▶ **Recorded data**
· · · · · · ·
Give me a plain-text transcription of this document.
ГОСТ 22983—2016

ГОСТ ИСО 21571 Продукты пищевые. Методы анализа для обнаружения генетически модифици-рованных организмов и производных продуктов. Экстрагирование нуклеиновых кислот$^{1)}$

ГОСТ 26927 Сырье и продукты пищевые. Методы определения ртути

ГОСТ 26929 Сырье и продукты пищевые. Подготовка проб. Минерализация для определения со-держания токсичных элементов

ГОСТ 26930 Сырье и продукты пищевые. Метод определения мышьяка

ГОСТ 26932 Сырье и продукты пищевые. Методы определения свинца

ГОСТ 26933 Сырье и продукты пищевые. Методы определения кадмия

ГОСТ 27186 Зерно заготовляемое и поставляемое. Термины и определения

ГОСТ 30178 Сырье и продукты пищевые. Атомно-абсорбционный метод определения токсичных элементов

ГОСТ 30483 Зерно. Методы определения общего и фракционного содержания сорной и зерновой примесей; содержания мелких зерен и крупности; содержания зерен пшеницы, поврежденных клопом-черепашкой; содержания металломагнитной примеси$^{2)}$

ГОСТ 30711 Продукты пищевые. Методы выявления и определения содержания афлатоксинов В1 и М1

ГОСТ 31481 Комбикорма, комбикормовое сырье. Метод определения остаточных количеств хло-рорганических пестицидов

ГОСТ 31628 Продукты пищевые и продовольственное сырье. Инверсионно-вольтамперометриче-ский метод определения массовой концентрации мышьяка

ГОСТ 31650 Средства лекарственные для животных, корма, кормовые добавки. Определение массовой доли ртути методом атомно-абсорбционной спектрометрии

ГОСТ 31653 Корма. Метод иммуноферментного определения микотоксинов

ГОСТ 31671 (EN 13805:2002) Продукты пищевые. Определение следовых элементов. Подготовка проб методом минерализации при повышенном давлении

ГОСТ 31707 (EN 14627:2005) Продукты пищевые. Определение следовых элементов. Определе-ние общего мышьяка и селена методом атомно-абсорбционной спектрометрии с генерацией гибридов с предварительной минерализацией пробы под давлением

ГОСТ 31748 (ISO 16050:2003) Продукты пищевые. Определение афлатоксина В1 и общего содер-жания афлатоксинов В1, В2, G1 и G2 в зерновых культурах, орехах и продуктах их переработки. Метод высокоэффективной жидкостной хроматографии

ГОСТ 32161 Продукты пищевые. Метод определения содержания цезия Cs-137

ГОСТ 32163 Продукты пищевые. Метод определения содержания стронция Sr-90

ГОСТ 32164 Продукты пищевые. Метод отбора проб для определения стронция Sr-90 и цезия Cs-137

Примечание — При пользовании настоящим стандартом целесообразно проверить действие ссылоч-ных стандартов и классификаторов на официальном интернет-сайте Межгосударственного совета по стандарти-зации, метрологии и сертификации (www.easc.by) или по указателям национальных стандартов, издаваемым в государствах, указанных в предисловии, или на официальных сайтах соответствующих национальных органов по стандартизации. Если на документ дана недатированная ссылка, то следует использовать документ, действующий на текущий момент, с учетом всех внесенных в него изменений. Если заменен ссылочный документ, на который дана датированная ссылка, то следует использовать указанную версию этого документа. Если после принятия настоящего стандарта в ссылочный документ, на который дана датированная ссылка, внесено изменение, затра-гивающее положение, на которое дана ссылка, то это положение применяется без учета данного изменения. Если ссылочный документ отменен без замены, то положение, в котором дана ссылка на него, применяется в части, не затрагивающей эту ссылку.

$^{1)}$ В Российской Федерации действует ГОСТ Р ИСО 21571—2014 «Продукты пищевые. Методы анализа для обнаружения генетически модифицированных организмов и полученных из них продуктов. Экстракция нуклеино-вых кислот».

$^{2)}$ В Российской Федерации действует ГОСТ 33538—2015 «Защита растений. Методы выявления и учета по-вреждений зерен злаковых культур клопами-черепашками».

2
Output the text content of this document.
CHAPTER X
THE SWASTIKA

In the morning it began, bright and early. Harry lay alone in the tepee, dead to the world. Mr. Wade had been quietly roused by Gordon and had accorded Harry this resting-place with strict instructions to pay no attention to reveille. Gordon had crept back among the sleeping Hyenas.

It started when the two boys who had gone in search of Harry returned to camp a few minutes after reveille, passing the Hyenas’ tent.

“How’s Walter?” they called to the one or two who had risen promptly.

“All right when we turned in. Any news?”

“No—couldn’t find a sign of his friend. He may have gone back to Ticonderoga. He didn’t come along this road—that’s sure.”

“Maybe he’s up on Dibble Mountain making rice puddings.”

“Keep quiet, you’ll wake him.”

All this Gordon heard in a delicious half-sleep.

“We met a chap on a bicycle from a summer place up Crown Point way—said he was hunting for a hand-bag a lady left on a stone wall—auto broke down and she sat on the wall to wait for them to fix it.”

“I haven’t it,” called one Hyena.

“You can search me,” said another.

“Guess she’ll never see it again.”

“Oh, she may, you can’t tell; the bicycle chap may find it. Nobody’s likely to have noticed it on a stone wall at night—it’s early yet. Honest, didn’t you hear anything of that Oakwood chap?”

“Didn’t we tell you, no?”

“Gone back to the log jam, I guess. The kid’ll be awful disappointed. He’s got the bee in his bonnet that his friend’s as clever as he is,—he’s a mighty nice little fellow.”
· · · · · · ·
Return the full listing, character for character.

Give me a plain-text transcription of this document.
ГОСТ 22983—2016

ГОСТ ИСО 21571 Продукты пищевые. Методы анализа для обнаружения генетически модифици-рованных организмов и производных продуктов. Экстрагирование нуклеиновых кислот$^{1)}$

ГОСТ 26927 Сырье и продукты пищевые. Методы определения ртути

ГОСТ 26929 Сырье и продукты пищевые. Подготовка проб. Минерализация для определения со-держания токсичных элементов

ГОСТ 26930 Сырье и продукты пищевые. Метод определения мышьяка

ГОСТ 26932 Сырье и продукты пищевые. Методы определения свинца

ГОСТ 26933 Сырье и продукты пищевые. Методы определения кадмия

ГОСТ 27186 Зерно заготовляемое и поставляемое. Термины и определения

ГОСТ 30178 Сырье и продукты пищевые. Атомно-абсорбционный метод определения токсичных элементов

ГОСТ 30483 Зерно. Методы определения общего и фракционного содержания сорной и зерновой примесей; содержания мелких зерен и крупности; содержания зерен пшеницы, поврежденных клопом-черепашкой; содержания металломагнитной примеси$^{2)}$

ГОСТ 30711 Продукты пищевые. Методы выявления и определения содержания афлатоксинов В1 и М1

ГОСТ 31481 Комбикорма, комбикормовое сырье. Метод определения остаточных количеств хло-рорганических пестицидов

ГОСТ 31628 Продукты пищевые и продовольственное сырье. Инверсионно-вольтамперометриче-ский метод определения массовой концентрации мышьяка

ГОСТ 31650 Средства лекарственные для животных, корма, кормовые добавки. Определение массовой доли ртути методом атомно-абсорбционной спектрометрии

ГОСТ 31653 Корма. Метод иммуноферментного определения микотоксинов

ГОСТ 31671 (EN 13805:2002) Продукты пищевые. Определение следовых элементов. Подготовка проб методом минерализации при повышенном давлении

ГОСТ 31707 (EN 14627:2005) Продукты пищевые. Определение следовых элементов. Определе-ние общего мышьяка и селена методом атомно-абсорбционной спектрометрии с генерацией гибридов с предварительной минерализацией пробы под давлением

ГОСТ 31748 (ISO 16050:2003) Продукты пищевые. Определение афлатоксина В1 и общего содер-жания афлатоксинов В1, В2, G1 и G2 в зерновых культурах, орехах и продуктах их переработки. Метод высокоэффективной жидкостной хроматографии

ГОСТ 32161 Продукты пищевые. Метод определения содержания цезия Cs-137

ГОСТ 32163 Продукты пищевые. Метод определения содержания стронция Sr-90

ГОСТ 32164 Продукты пищевые. Метод отбора проб для определения стронция Sr-90 и цезия Cs-137

Примечание — При пользовании настоящим стандартом целесообразно проверить действие ссылоч-ных стандартов и классификаторов на официальном интернет-сайте Межгосударственного совета по стандарти-зации, метрологии и сертификации (www.easc.by) или по указателям национальных стандартов, издаваемым в государствах, указанных в предисловии, или на официальных сайтах соответствующих национальных органов по стандартизации. Если на документ дана недатированная ссылка, то следует использовать документ, действующий на текущий момент, с учетом всех внесенных в него изменений. Если заменен ссылочный документ, на который дана датированная ссылка, то следует использовать указанную версию этого документа. Если после принятия настоящего стандарта в ссылочный документ, на который дана датированная ссылка, внесено изменение, затра-гивающее положение, на которое дана ссылка, то это положение применяется без учета данного изменения. Если ссылочный документ отменен без замены, то положение, в котором дана ссылка на него, применяется в части, не затрагивающей эту ссылку.

$^{1)}$ В Российской Федерации действует ГОСТ Р ИСО 21571—2014 «Продукты пищевые. Методы анализа для обнаружения генетически модифицированных организмов и полученных из них продуктов. Экстракция нуклеино-вых кислот».

$^{2)}$ В Российской Федерации действует ГОСТ 33538—2015 «Защита растений. Методы выявления и учета по-вреждений зерен злаковых культур клопами-черепашками».

2
Output the text content of this document.
CHAPTER X
THE SWASTIKA

In the morning it began, bright and early. Harry lay alone in the tepee, dead to the world. Mr. Wade had been quietly roused by Gordon and had accorded Harry this resting-place with strict instructions to pay no attention to reveille. Gordon had crept back among the sleeping Hyenas.

It started when the two boys who had gone in search of Harry returned to camp a few minutes after reveille, passing the Hyenas’ tent.

“How’s Walter?” they called to the one or two who had risen promptly.

“All right when we turned in. Any news?”

“No—couldn’t find a sign of his friend. He may have gone back to Ticonderoga. He didn’t come along this road—that’s sure.”

“Maybe he’s up on Dibble Mountain making rice puddings.”

“Keep quiet, you’ll wake him.”

All this Gordon heard in a delicious half-sleep.

“We met a chap on a bicycle from a summer place up Crown Point way—said he was hunting for a hand-bag a lady left on a stone wall—auto broke down and she sat on the wall to wait for them to fix it.”

“I haven’t it,” called one Hyena.

“You can search me,” said another.

“Guess she’ll never see it again.”

“Oh, she may, you can’t tell; the bicycle chap may find it. Nobody’s likely to have noticed it on a stone wall at night—it’s early yet. Honest, didn’t you hear anything of that Oakwood chap?”

“Didn’t we tell you, no?”

“Gone back to the log jam, I guess. The kid’ll be awful disappointed. He’s got the bee in his bonnet that his friend’s as clever as he is,—he’s a mighty nice little fellow.”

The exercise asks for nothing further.